**Your task**.
Read through the entries below and return each line with the word "remains".

[Recorded data]
>>

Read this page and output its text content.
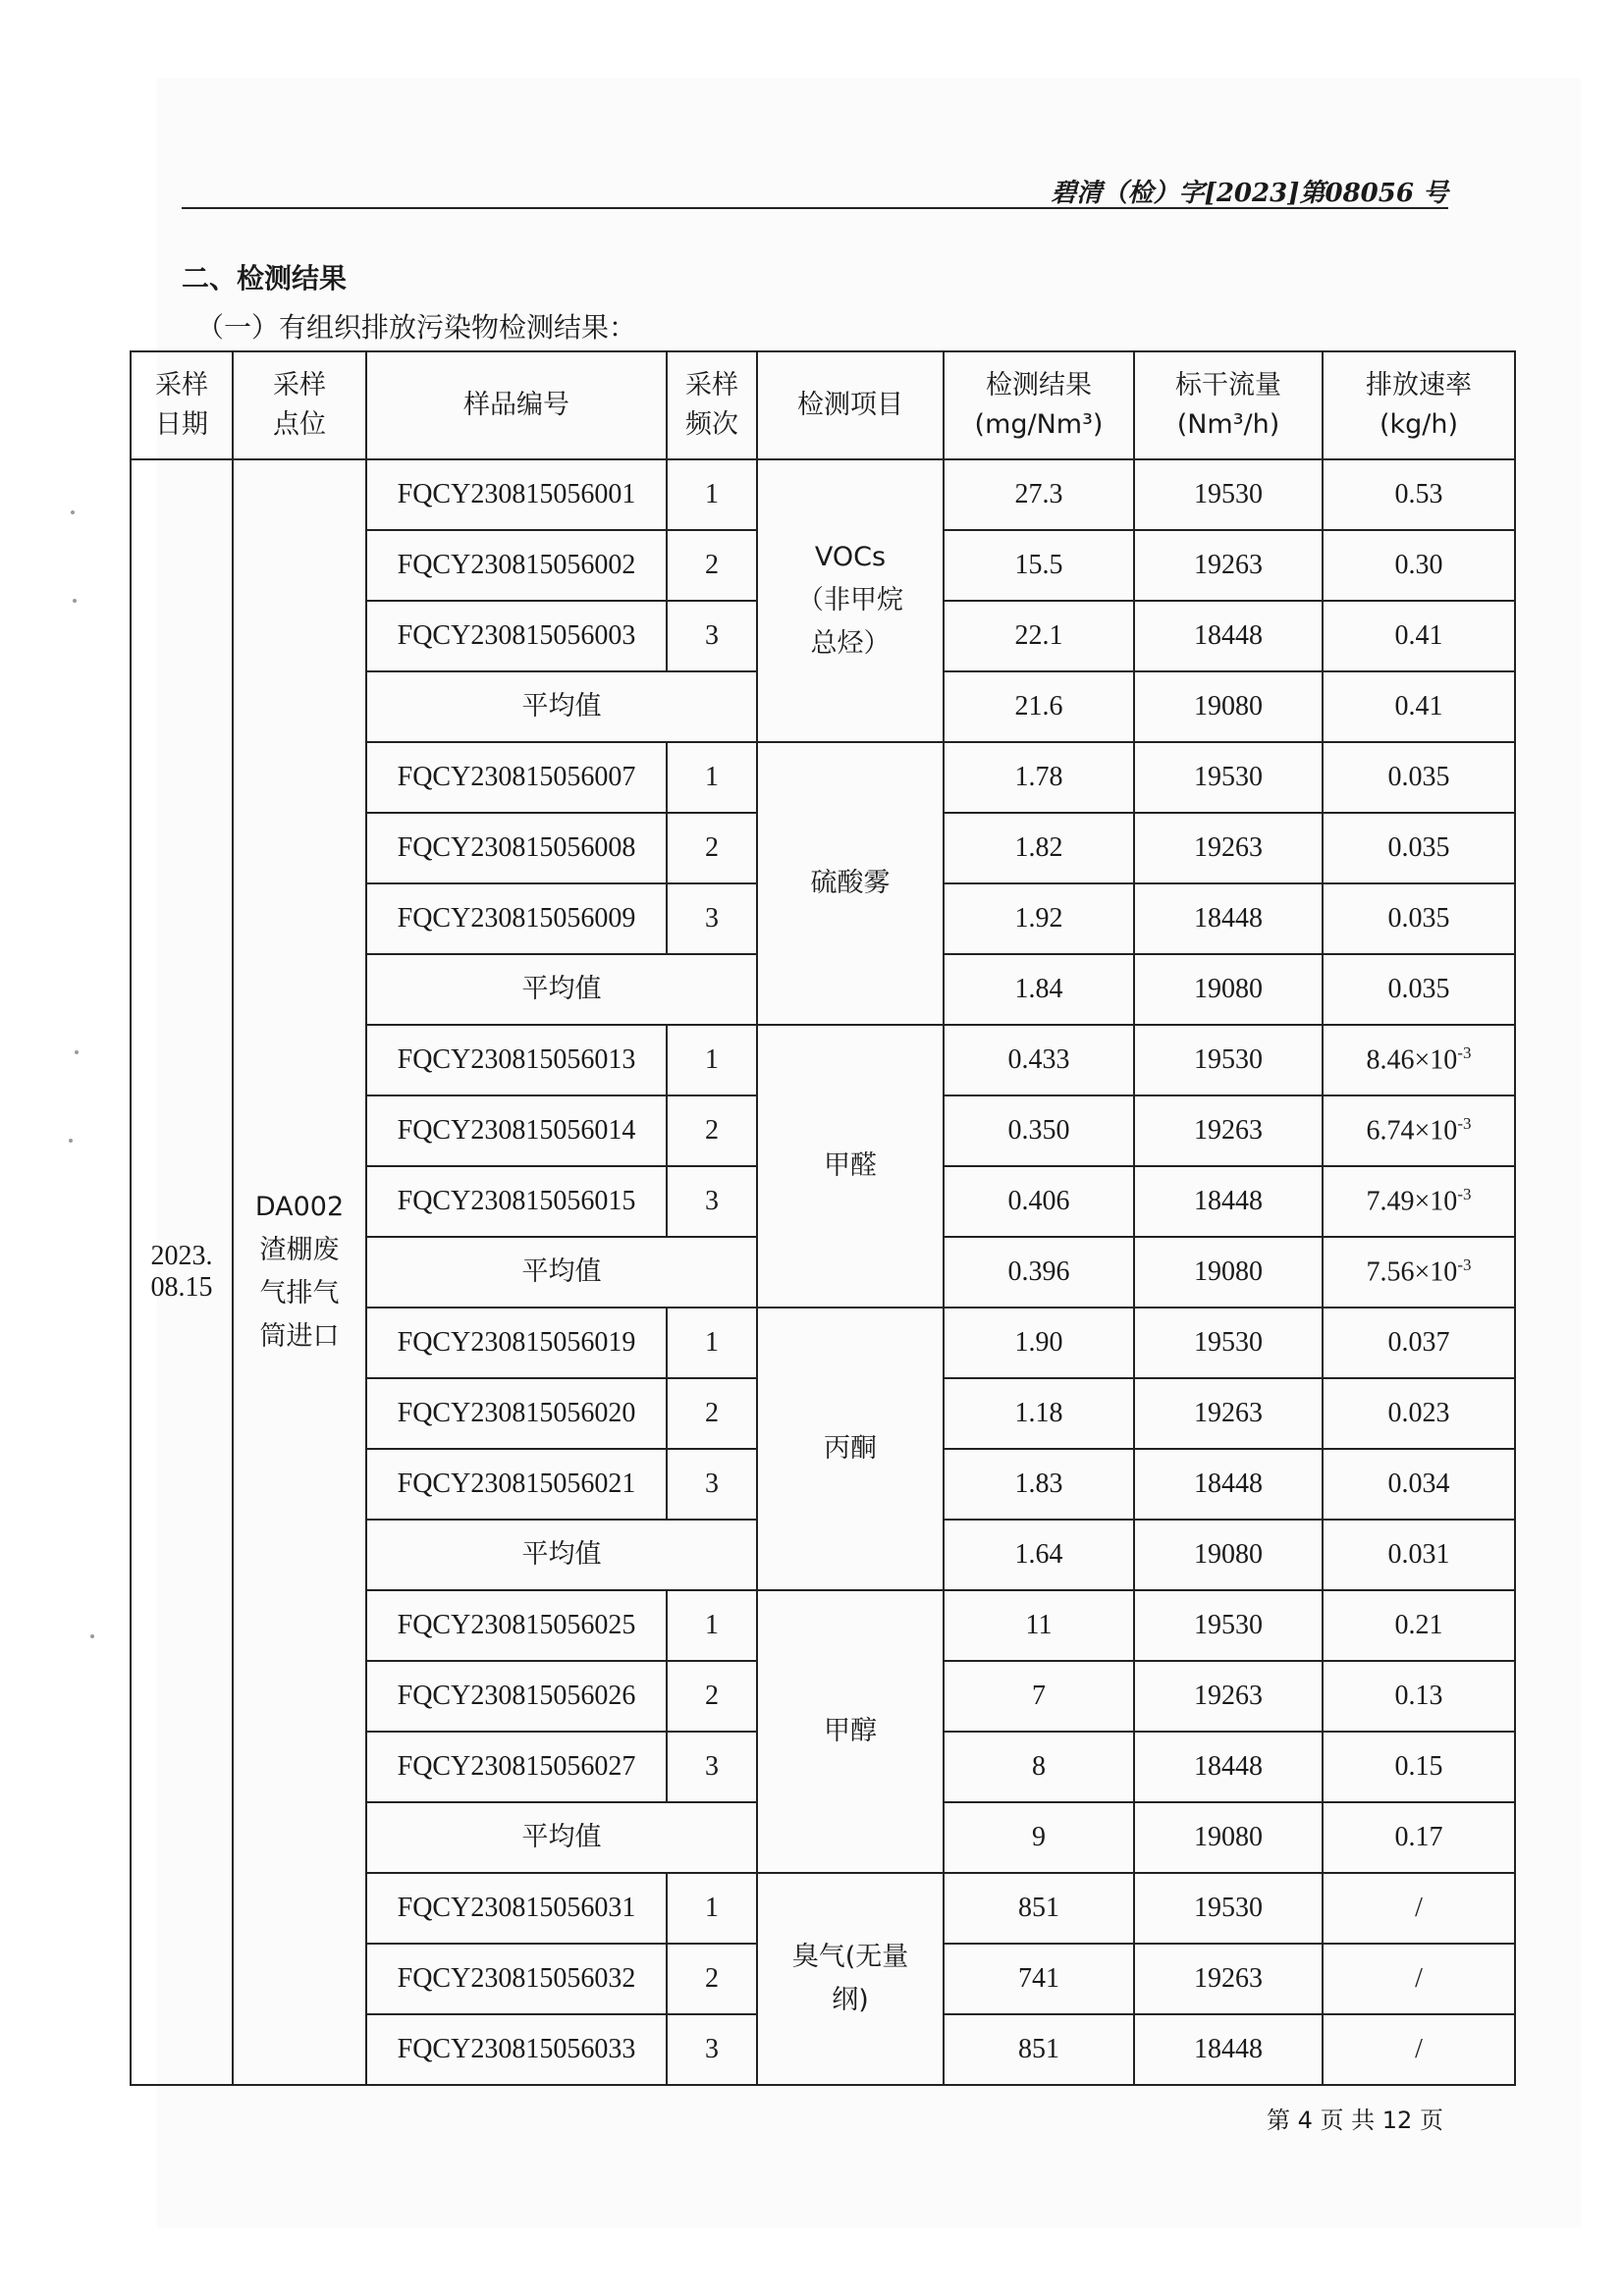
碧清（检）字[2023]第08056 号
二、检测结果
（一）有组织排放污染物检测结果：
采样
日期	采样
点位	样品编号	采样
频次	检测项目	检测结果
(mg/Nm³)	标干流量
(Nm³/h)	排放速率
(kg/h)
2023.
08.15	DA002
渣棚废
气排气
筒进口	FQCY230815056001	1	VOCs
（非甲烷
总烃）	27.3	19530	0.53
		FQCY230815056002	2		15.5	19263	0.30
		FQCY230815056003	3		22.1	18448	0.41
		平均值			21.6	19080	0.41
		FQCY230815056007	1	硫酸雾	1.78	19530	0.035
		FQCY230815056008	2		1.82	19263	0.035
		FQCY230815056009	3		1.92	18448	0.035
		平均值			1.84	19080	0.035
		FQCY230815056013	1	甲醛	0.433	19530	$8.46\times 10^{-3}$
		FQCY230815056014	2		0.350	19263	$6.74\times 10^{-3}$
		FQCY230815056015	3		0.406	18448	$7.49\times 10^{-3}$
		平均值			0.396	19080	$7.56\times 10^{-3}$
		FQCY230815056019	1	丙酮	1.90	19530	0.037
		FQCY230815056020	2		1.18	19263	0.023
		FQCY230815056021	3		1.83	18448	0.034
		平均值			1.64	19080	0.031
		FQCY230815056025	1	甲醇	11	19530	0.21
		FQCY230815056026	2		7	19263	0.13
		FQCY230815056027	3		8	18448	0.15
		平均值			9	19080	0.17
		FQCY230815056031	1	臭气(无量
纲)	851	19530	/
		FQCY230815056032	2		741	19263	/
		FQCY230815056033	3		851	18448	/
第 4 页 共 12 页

<<
>>

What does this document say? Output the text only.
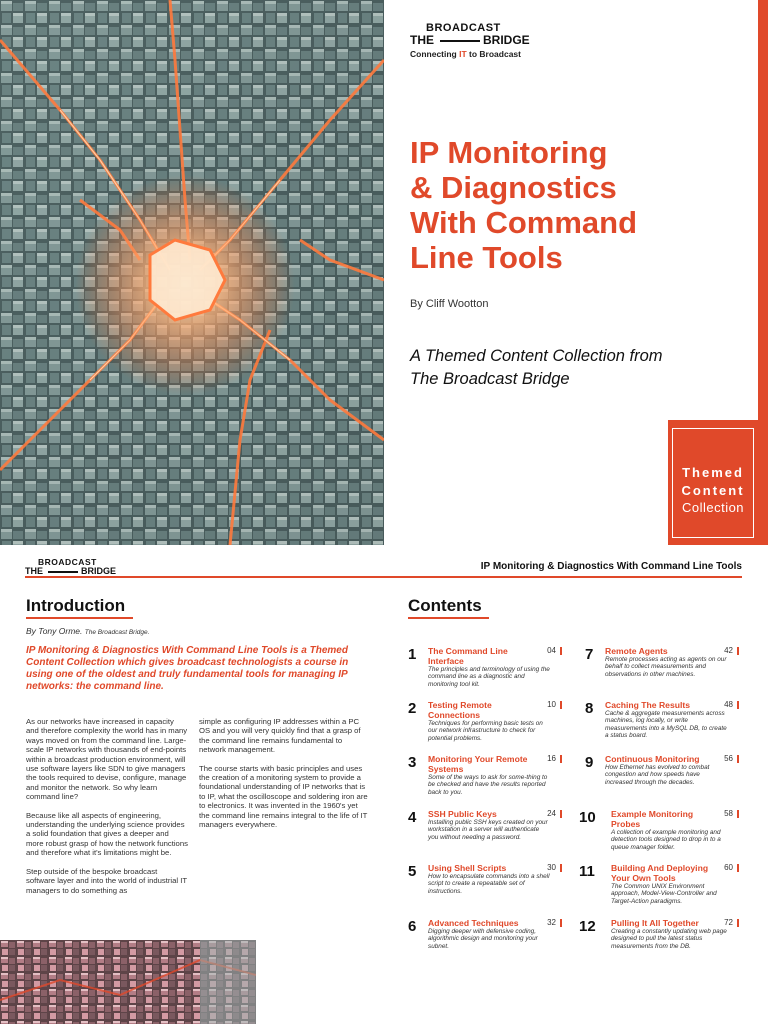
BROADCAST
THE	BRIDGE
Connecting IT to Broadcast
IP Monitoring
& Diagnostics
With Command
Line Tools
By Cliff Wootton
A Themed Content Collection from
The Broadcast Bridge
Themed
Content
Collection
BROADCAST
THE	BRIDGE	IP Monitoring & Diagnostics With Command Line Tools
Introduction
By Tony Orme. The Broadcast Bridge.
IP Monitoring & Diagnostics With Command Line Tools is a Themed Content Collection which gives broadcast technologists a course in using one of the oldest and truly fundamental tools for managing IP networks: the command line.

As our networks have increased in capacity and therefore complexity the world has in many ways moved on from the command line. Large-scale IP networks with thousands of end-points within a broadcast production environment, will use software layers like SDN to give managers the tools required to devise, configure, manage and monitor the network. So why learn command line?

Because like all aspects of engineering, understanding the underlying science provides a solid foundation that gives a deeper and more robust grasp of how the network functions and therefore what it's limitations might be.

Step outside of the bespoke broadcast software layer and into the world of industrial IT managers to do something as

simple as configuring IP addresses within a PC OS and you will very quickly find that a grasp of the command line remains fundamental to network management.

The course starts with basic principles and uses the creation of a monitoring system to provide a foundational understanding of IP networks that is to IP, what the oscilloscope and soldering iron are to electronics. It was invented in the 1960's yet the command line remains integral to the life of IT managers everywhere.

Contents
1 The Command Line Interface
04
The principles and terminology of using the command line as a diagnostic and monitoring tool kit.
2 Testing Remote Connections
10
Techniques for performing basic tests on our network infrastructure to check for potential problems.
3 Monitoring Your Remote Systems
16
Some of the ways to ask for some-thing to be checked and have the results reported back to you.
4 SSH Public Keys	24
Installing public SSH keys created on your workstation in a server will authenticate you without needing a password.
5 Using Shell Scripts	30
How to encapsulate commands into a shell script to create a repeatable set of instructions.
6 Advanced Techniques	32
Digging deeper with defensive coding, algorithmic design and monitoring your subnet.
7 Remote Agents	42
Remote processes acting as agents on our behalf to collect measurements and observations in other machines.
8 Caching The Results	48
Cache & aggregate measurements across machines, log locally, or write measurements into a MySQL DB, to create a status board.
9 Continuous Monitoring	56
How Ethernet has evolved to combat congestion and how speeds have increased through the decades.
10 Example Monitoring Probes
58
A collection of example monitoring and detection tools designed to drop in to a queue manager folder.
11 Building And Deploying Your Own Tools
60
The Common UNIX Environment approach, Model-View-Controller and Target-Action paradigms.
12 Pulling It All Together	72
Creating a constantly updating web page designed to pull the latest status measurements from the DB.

<<
>>

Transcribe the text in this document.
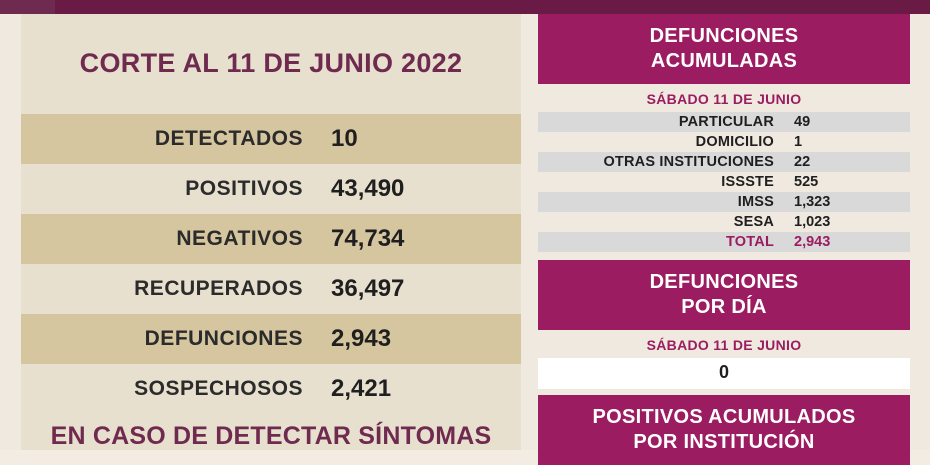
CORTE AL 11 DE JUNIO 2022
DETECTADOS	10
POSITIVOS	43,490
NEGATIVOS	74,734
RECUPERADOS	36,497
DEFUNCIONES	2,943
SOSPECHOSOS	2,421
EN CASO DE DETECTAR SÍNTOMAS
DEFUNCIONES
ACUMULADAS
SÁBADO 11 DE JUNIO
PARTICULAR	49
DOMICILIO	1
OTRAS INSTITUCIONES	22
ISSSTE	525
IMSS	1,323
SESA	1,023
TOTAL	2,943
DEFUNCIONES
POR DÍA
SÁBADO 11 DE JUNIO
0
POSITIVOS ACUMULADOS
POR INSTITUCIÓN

<<

**Exercise output**.
simple as configuring IP addresses within a PC OS and you will very quickly find that a grasp of the command line remains fundamental to network management.
The course starts with basic principles and uses the creation of a monitoring system to provide a foundational understanding of IP networks that is to IP, what the oscilloscope and soldering iron are to electronics. It was invented in the 1960's yet the command line remains integral to the life of IT managers everywhere.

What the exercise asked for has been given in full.